===== Data provided =====

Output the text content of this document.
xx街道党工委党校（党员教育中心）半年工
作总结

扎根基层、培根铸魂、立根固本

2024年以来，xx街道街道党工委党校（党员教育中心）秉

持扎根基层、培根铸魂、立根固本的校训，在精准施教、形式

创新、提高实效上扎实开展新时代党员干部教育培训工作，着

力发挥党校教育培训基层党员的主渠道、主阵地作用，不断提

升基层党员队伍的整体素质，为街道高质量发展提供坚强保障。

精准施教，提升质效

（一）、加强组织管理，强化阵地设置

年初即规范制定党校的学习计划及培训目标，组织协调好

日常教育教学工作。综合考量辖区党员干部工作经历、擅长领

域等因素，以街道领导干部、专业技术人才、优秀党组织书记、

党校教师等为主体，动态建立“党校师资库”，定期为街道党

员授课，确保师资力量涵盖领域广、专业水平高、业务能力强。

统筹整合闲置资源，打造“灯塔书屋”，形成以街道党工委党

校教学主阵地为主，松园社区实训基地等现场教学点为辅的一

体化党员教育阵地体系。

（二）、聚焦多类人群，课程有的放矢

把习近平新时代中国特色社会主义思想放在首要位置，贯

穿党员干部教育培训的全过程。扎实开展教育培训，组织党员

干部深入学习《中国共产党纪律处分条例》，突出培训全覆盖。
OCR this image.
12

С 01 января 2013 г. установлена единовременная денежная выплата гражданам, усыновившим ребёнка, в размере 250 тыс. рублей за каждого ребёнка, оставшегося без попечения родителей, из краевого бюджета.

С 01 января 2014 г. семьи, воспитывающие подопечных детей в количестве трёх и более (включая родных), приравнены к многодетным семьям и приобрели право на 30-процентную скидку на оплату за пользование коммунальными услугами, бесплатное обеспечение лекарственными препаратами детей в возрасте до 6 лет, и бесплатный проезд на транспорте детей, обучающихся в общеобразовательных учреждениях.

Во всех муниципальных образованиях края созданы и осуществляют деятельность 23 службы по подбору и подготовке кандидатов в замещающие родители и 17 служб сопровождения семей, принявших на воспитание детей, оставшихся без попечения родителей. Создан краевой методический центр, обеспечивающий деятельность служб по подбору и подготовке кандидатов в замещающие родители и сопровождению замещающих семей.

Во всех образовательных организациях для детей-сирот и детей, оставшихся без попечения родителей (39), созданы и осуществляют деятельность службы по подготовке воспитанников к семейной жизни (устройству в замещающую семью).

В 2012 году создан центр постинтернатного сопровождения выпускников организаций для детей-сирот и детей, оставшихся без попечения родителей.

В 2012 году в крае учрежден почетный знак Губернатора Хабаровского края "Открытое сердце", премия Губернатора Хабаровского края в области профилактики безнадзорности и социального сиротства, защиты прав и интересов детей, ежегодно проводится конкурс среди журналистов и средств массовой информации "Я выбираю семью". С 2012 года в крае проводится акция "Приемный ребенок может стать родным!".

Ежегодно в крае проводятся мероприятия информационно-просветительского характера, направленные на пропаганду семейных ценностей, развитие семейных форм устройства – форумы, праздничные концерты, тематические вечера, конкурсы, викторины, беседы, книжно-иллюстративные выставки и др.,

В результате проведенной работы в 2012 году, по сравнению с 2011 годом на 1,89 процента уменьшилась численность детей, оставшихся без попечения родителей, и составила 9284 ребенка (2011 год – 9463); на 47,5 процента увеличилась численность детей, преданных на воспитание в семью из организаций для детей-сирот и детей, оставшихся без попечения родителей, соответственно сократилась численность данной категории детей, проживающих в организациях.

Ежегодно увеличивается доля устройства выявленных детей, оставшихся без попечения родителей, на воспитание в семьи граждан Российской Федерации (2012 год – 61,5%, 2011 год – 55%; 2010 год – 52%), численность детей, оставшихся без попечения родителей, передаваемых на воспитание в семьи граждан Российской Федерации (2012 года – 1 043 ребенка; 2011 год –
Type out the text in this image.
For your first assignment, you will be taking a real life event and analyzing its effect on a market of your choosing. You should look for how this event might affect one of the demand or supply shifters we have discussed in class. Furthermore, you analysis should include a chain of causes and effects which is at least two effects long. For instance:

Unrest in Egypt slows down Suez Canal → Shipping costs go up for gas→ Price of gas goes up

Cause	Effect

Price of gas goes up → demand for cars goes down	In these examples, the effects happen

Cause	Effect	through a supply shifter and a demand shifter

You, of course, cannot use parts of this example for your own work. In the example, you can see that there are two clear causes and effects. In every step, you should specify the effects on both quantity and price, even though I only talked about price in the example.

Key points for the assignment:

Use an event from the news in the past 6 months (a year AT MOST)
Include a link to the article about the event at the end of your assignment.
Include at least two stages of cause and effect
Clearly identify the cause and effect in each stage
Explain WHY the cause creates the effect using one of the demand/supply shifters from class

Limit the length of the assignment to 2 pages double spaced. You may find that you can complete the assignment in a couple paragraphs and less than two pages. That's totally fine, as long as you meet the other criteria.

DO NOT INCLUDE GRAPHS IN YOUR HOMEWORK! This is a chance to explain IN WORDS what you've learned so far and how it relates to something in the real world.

=====
===== Data provided =====

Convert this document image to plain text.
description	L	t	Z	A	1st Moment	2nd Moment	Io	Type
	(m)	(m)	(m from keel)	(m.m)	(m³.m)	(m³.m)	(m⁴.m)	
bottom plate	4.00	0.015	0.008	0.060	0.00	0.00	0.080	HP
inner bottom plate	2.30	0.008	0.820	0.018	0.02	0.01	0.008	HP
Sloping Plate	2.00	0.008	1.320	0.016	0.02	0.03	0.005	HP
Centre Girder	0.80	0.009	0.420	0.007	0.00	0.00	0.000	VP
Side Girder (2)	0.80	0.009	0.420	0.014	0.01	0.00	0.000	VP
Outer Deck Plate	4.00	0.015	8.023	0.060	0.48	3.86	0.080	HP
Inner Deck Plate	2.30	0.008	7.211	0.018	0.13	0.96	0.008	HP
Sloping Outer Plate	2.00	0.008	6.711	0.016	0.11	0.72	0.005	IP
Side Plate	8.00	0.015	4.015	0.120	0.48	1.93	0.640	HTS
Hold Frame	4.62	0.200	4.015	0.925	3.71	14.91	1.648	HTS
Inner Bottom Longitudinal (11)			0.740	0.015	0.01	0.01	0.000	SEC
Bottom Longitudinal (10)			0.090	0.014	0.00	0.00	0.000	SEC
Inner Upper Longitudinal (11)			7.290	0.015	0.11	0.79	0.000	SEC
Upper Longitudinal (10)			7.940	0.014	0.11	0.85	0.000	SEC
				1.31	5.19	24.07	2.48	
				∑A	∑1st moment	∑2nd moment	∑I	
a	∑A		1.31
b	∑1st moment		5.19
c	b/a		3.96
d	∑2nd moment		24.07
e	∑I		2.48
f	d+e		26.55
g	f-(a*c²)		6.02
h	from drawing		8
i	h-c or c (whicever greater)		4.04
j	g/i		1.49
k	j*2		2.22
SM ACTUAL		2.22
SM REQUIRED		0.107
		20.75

=====

Exercise description.
In the listing, find all lines with the string "Outer" and copy them.

Task solution.
Outer Deck Plate	4.00	0.015	8.023	0.060	0.48	3.86	0.080	HP
Sloping Outer Plate	2.00	0.008	6.711	0.016	0.11	0.72	0.005	IP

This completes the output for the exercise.